Among the lines of this listing, determine how many contain the string "progress". Answer with the number only.

RAW DATA:
--------------------

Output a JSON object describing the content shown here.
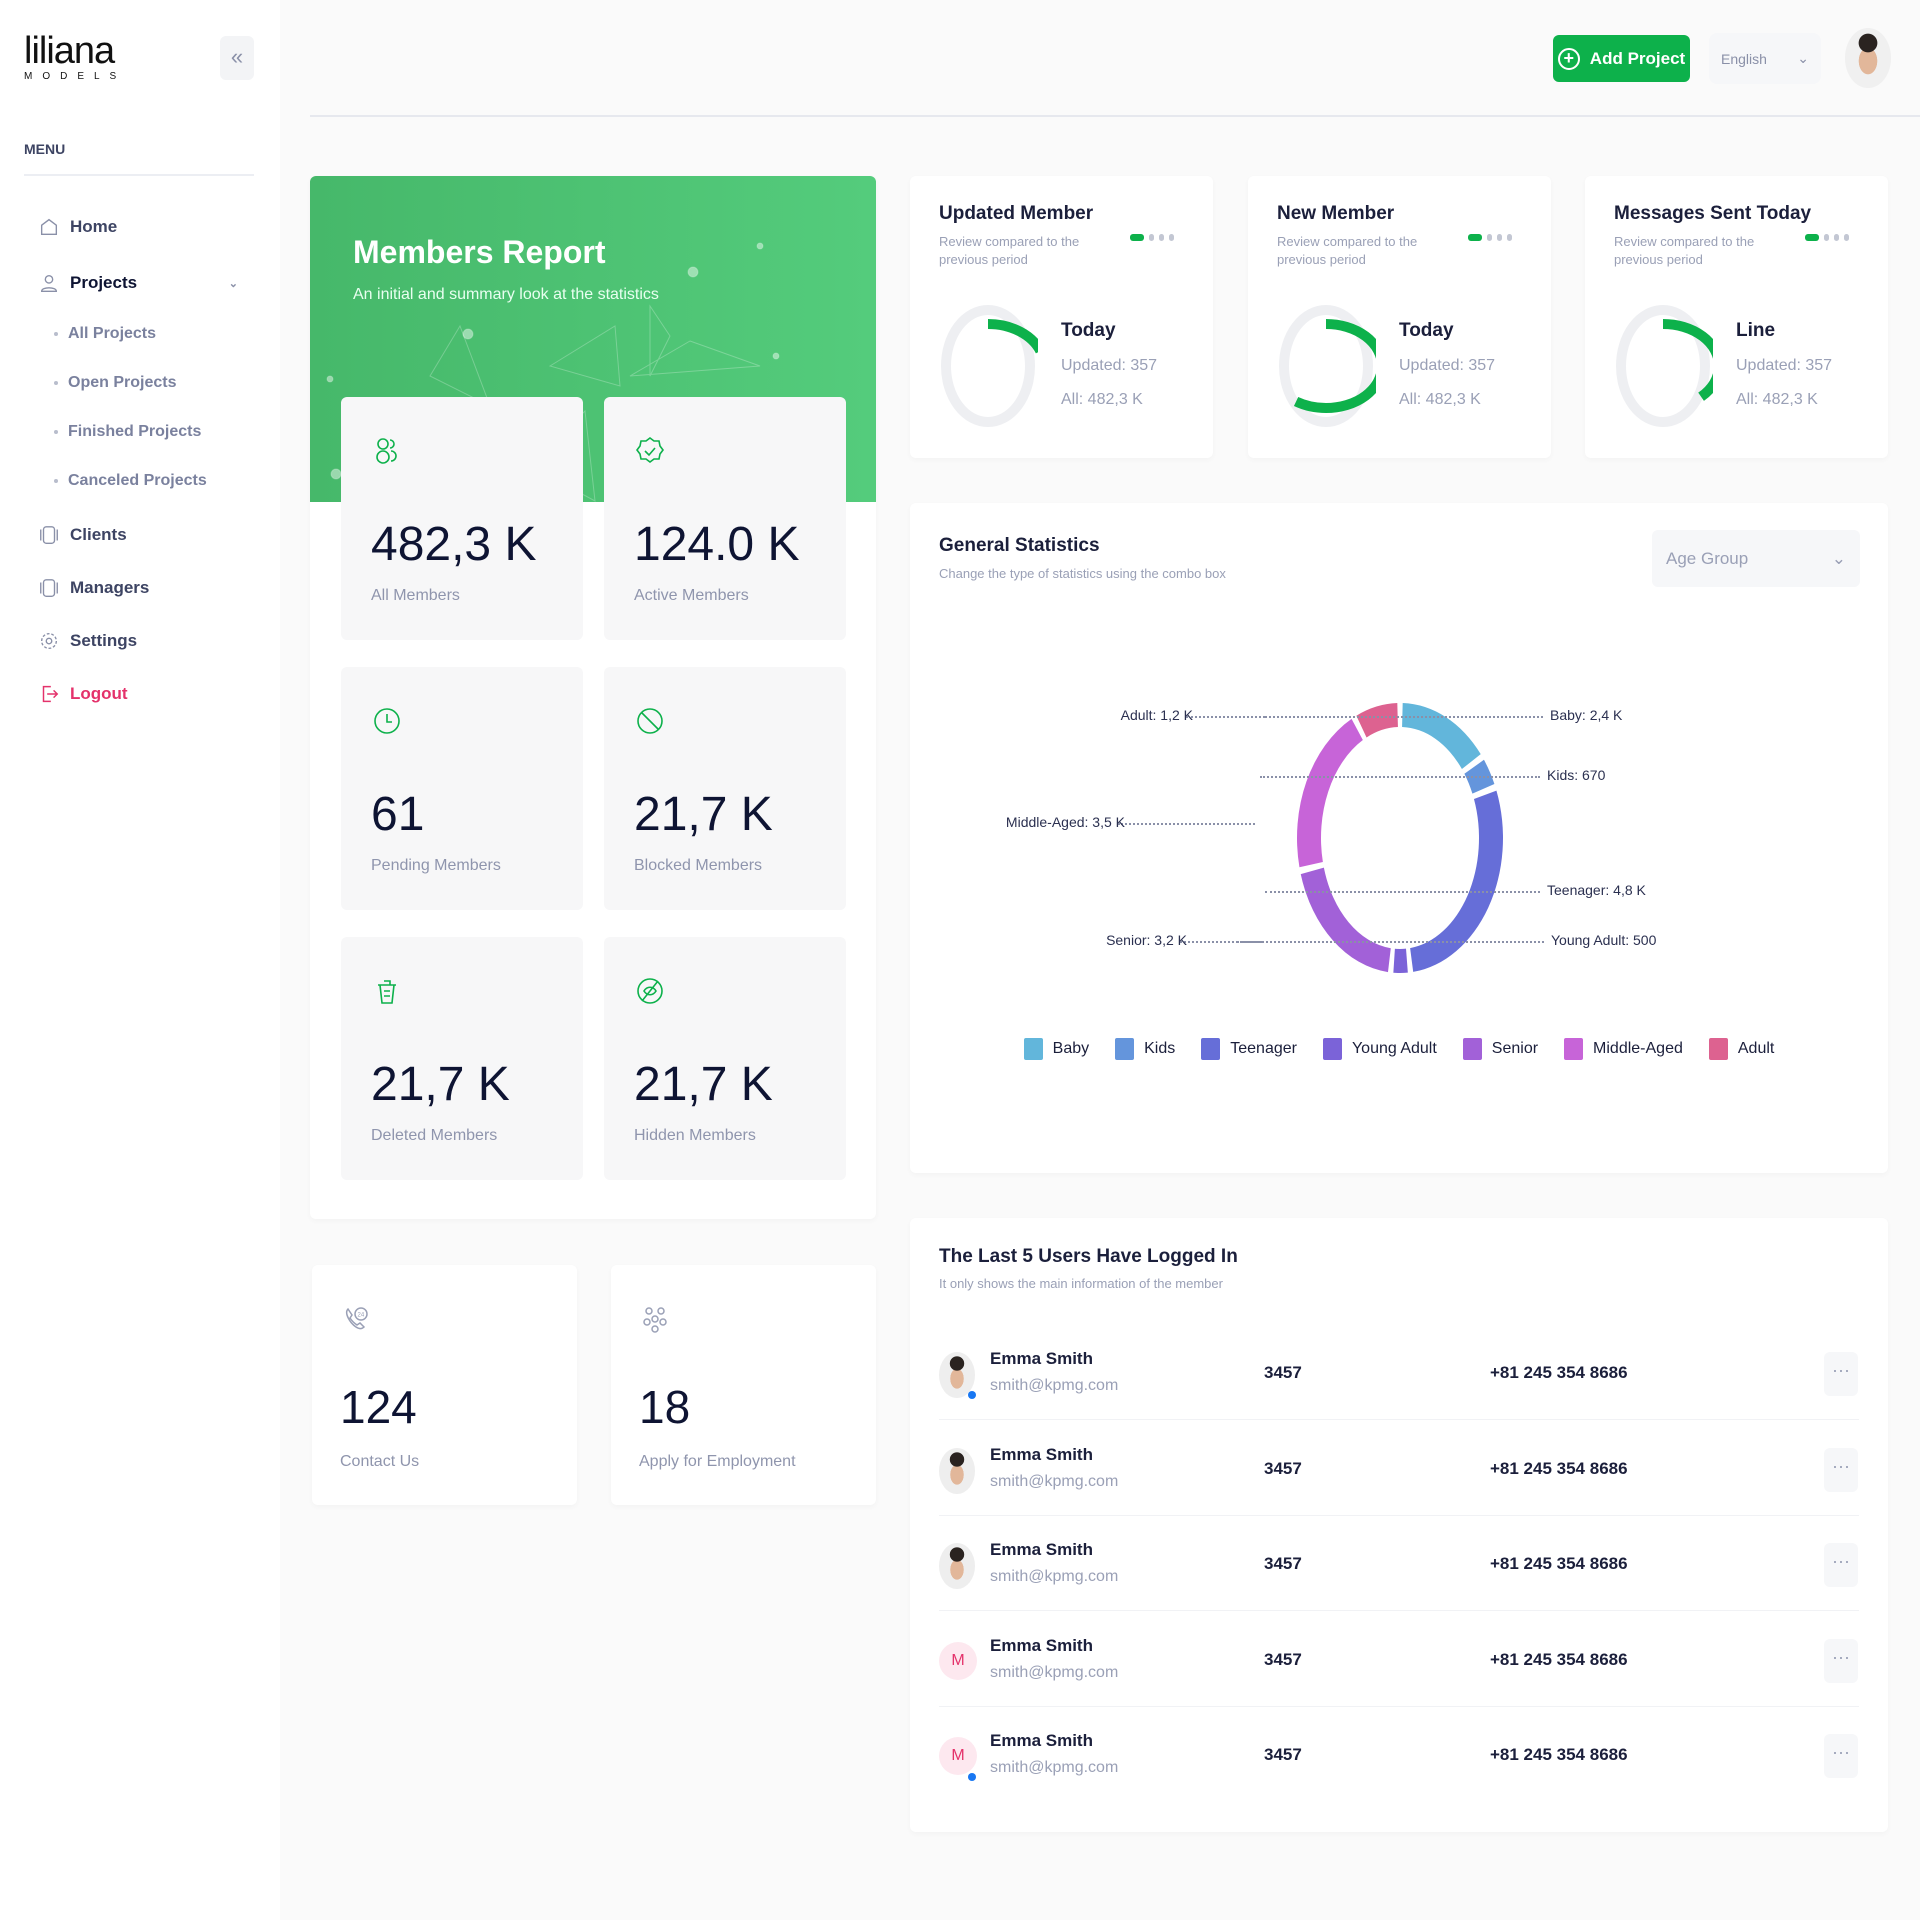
{
  "brand": {
    "name": "liliana",
    "sub": "MODELS"
  },
  "sidebar": {
    "menu_label": "MENU",
    "items": [
      {
        "label": "Home",
        "icon": "home-icon"
      },
      {
        "label": "Projects",
        "icon": "user-icon",
        "expanded": true,
        "children": [
          "All Projects",
          "Open Projects",
          "Finished Projects",
          "Canceled Projects"
        ]
      },
      {
        "label": "Clients",
        "icon": "clients-icon"
      },
      {
        "label": "Managers",
        "icon": "managers-icon"
      },
      {
        "label": "Settings",
        "icon": "gear-icon"
      },
      {
        "label": "Logout",
        "icon": "logout-icon",
        "color": "#e4326b"
      }
    ]
  },
  "header": {
    "add_project": "Add Project",
    "language": "English"
  },
  "colors": {
    "accent": "#0db14b",
    "logout": "#e4326b"
  },
  "report": {
    "title": "Members Report",
    "subtitle": "An initial and summary look at the statistics",
    "tiles": [
      {
        "value": "482,3 K",
        "label": "All Members",
        "icon": "users-icon"
      },
      {
        "value": "124.0 K",
        "label": "Active Members",
        "icon": "verified-badge-icon"
      },
      {
        "value": "61",
        "label": "Pending Members",
        "icon": "clock-icon"
      },
      {
        "value": "21,7 K",
        "label": "Blocked Members",
        "icon": "blocked-icon"
      },
      {
        "value": "21,7 K",
        "label": "Deleted Members",
        "icon": "trash-icon"
      },
      {
        "value": "21,7 K",
        "label": "Hidden Members",
        "icon": "eye-off-icon"
      }
    ]
  },
  "contact": [
    {
      "value": "124",
      "label": "Contact Us",
      "icon": "phone-24-icon"
    },
    {
      "value": "18",
      "label": "Apply for Employment",
      "icon": "people-group-icon"
    }
  ],
  "summary_cards": [
    {
      "title": "Updated Member",
      "desc": "Review compared to the previous period",
      "key": "Today",
      "updated": "Updated: 357",
      "all": "All: 482,3 K",
      "progress": 0.2
    },
    {
      "title": "New Member",
      "desc": "Review compared to the previous period",
      "key": "Today",
      "updated": "Updated: 357",
      "all": "All: 482,3 K",
      "progress": 0.6
    },
    {
      "title": "Messages Sent Today",
      "desc": "Review compared to the previous period",
      "key": "Line",
      "updated": "Updated: 357",
      "all": "All: 482,3 K",
      "progress": 0.37
    }
  ],
  "general": {
    "title": "General Statistics",
    "desc": "Change the type of statistics using the combo box",
    "select": "Age Group"
  },
  "chart_data": {
    "type": "pie",
    "donut": true,
    "categories": [
      "Baby",
      "Kids",
      "Teenager",
      "Young Adult",
      "Senior",
      "Middle-Aged",
      "Adult"
    ],
    "values": [
      2400,
      670,
      4800,
      500,
      3200,
      3500,
      1200
    ],
    "labels": [
      "Baby: 2,4 K",
      "Kids: 670",
      "Teenager: 4,8 K",
      "Young Adult: 500",
      "Senior: 3,2 K",
      "Middle-Aged: 3,5 K",
      "Adult: 1,2 K"
    ],
    "colors": [
      "#62b6db",
      "#6495dc",
      "#666ed8",
      "#7b63d8",
      "#a261d8",
      "#c764d8",
      "#dd6290"
    ],
    "legend": "bottom"
  },
  "users": {
    "title": "The Last 5 Users Have Logged In",
    "desc": "It only shows the main information of the member",
    "rows": [
      {
        "name": "Emma Smith",
        "email": "smith@kpmg.com",
        "id": "3457",
        "phone": "+81 245 354 8686",
        "avatar": "photo",
        "online": true
      },
      {
        "name": "Emma Smith",
        "email": "smith@kpmg.com",
        "id": "3457",
        "phone": "+81 245 354 8686",
        "avatar": "photo",
        "online": false
      },
      {
        "name": "Emma Smith",
        "email": "smith@kpmg.com",
        "id": "3457",
        "phone": "+81 245 354 8686",
        "avatar": "photo",
        "online": false
      },
      {
        "name": "Emma Smith",
        "email": "smith@kpmg.com",
        "id": "3457",
        "phone": "+81 245 354 8686",
        "avatar": "M",
        "online": false
      },
      {
        "name": "Emma Smith",
        "email": "smith@kpmg.com",
        "id": "3457",
        "phone": "+81 245 354 8686",
        "avatar": "M",
        "online": true
      }
    ],
    "more": "···"
  }
}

--------------------

OUTPUT OF THE EXERCISE: 3